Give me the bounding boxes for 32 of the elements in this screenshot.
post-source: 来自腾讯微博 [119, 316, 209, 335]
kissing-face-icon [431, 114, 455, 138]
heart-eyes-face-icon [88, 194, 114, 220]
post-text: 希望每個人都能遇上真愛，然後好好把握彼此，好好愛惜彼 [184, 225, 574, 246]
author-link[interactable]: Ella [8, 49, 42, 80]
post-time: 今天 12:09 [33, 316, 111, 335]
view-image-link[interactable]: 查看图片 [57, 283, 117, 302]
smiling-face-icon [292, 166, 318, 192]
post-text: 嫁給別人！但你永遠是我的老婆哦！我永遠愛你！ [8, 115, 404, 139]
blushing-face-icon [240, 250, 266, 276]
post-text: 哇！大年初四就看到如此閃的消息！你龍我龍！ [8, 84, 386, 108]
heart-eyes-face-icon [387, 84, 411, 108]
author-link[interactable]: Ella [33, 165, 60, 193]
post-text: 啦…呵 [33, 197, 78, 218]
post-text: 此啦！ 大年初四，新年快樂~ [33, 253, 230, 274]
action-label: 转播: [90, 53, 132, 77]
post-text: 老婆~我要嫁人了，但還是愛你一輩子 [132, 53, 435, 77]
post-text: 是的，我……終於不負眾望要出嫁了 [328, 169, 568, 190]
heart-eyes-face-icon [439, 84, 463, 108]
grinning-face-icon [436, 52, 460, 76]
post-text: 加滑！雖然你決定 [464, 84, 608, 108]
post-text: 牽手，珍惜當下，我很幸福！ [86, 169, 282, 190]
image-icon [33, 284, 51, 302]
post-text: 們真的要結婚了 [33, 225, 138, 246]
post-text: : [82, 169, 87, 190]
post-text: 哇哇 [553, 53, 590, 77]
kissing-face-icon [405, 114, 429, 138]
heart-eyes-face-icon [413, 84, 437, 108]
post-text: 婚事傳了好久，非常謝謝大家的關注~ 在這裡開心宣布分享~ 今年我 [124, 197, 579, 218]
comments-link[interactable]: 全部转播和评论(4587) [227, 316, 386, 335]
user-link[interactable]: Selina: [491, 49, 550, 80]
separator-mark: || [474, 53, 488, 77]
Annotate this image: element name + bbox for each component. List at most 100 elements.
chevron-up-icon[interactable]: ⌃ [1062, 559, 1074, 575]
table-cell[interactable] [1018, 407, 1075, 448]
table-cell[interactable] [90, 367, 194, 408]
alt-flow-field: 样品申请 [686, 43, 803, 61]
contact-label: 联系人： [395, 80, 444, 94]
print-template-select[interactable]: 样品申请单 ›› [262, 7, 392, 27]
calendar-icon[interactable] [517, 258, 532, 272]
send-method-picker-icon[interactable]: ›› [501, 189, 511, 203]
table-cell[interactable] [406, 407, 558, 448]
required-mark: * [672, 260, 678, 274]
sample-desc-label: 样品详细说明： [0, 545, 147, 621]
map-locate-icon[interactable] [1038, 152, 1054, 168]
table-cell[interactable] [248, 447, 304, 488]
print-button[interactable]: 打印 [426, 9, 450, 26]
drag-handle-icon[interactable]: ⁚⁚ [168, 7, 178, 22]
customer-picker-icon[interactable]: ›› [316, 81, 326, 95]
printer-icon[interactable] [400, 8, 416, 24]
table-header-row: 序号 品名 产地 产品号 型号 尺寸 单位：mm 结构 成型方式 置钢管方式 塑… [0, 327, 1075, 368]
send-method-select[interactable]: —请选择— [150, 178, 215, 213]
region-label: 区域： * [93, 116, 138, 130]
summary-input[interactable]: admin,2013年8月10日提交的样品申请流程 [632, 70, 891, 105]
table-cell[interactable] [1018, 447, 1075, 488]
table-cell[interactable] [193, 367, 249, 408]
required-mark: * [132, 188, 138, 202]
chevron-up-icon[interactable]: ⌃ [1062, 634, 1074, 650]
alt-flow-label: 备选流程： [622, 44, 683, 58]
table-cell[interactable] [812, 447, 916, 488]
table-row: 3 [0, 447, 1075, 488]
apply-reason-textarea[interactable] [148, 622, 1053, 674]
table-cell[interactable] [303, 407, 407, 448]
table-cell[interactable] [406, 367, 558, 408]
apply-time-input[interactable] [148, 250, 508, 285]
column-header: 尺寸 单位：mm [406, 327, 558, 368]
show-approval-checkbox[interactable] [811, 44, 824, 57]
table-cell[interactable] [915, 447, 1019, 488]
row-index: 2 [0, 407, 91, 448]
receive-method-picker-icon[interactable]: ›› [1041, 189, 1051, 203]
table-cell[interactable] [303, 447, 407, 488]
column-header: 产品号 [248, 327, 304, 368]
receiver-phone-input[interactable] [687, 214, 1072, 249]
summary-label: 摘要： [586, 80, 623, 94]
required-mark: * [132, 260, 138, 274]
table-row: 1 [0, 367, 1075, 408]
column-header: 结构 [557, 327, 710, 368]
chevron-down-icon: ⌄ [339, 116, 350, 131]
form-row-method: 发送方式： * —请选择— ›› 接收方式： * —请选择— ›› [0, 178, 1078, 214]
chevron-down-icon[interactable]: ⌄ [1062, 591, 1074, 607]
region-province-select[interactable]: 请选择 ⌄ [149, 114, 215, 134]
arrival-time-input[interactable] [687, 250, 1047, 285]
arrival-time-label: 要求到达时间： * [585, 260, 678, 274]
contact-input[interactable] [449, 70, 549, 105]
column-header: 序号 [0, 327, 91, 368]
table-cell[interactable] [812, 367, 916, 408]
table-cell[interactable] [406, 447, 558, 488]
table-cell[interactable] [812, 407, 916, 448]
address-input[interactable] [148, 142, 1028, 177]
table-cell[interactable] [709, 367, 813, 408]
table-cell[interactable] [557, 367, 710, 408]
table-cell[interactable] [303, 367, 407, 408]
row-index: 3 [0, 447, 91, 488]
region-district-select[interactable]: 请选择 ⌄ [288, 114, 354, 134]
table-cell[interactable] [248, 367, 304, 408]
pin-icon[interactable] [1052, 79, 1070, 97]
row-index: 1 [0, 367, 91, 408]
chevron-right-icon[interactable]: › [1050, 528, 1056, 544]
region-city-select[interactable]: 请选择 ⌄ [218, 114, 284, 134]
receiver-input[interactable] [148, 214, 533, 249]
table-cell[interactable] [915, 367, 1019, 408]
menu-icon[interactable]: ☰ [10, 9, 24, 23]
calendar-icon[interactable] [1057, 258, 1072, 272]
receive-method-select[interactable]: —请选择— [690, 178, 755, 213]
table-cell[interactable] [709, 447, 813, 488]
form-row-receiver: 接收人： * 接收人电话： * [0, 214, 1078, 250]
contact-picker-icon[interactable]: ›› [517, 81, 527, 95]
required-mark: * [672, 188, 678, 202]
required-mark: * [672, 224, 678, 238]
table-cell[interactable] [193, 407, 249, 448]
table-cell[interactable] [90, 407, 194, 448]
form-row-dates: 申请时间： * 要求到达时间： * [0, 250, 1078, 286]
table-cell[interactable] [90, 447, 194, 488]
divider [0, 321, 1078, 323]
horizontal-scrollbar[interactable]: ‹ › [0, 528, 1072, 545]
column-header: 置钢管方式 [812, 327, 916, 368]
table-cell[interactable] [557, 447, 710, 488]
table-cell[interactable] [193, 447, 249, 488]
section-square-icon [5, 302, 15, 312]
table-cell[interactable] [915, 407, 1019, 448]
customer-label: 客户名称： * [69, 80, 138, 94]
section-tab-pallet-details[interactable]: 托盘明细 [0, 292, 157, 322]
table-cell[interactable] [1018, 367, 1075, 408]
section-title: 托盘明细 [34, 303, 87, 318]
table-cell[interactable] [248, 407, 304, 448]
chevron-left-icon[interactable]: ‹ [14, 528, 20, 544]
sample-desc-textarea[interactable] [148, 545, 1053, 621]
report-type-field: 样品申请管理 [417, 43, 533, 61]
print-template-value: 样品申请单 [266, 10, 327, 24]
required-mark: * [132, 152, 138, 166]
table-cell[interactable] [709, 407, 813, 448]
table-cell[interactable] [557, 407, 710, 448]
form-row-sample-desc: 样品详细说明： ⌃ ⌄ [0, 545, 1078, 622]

◆ Work to complete:
Print the rows verbatim from the start of the rows through the line that contains "calendar-icon[interactable] [517, 258, 532, 272]", with both ends included.

◆ Output of the exercise:
Give me the bounding boxes for 32 of the elements in this screenshot.
post-source: 来自腾讯微博 [119, 316, 209, 335]
kissing-face-icon [431, 114, 455, 138]
heart-eyes-face-icon [88, 194, 114, 220]
post-text: 希望每個人都能遇上真愛，然後好好把握彼此，好好愛惜彼 [184, 225, 574, 246]
author-link[interactable]: Ella [8, 49, 42, 80]
post-time: 今天 12:09 [33, 316, 111, 335]
view-image-link[interactable]: 查看图片 [57, 283, 117, 302]
smiling-face-icon [292, 166, 318, 192]
post-text: 嫁給別人！但你永遠是我的老婆哦！我永遠愛你！ [8, 115, 404, 139]
blushing-face-icon [240, 250, 266, 276]
post-text: 哇！大年初四就看到如此閃的消息！你龍我龍！ [8, 84, 386, 108]
heart-eyes-face-icon [387, 84, 411, 108]
author-link[interactable]: Ella [33, 165, 60, 193]
post-text: 啦…呵 [33, 197, 78, 218]
post-text: 此啦！ 大年初四，新年快樂~ [33, 253, 230, 274]
action-label: 转播: [90, 53, 132, 77]
post-text: 老婆~我要嫁人了，但還是愛你一輩子 [132, 53, 435, 77]
post-text: 是的，我……終於不負眾望要出嫁了 [328, 169, 568, 190]
heart-eyes-face-icon [439, 84, 463, 108]
grinning-face-icon [436, 52, 460, 76]
post-text: 加滑！雖然你決定 [464, 84, 608, 108]
post-text: 牽手，珍惜當下，我很幸福！ [86, 169, 282, 190]
image-icon [33, 284, 51, 302]
post-text: 們真的要結婚了 [33, 225, 138, 246]
post-text: : [82, 169, 87, 190]
post-text: 哇哇 [553, 53, 590, 77]
kissing-face-icon [405, 114, 429, 138]
heart-eyes-face-icon [413, 84, 437, 108]
post-text: 婚事傳了好久，非常謝謝大家的關注~ 在這裡開心宣布分享~ 今年我 [124, 197, 579, 218]
comments-link[interactable]: 全部转播和评论(4587) [227, 316, 386, 335]
user-link[interactable]: Selina: [491, 49, 550, 80]
separator-mark: || [474, 53, 488, 77]
Annotate this image: element name + bbox for each component. List at most 100 elements.
chevron-up-icon[interactable]: ⌃ [1062, 559, 1074, 575]
table-cell[interactable] [1018, 407, 1075, 448]
table-cell[interactable] [90, 367, 194, 408]
alt-flow-field: 样品申请 [686, 43, 803, 61]
contact-label: 联系人： [395, 80, 444, 94]
print-template-select[interactable]: 样品申请单 ›› [262, 7, 392, 27]
calendar-icon[interactable] [517, 258, 532, 272]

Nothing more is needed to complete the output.